**Entries supplied**
▬▬▬▬▬▬▬▬▬▬

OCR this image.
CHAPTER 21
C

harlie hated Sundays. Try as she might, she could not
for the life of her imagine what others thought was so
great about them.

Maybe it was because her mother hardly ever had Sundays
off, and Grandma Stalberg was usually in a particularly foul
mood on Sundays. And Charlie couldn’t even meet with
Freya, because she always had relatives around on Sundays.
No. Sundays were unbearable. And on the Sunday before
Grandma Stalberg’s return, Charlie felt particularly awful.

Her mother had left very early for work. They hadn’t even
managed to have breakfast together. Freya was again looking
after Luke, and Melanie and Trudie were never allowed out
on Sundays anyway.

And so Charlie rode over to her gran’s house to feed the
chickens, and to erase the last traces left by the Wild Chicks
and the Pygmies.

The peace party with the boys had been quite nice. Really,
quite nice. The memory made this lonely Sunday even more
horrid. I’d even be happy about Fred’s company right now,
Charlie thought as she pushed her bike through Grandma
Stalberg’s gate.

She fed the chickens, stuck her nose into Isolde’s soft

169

▬▬▬▬▬▬▬▬▬▬

**Exercise description**
Scan the material above. Return every line containing the string "chickens".

**Solved problem**
chickens, and to erase the last traces left by the Wild Chicks
She fed the chickens, stuck her nose into Isolde’s soft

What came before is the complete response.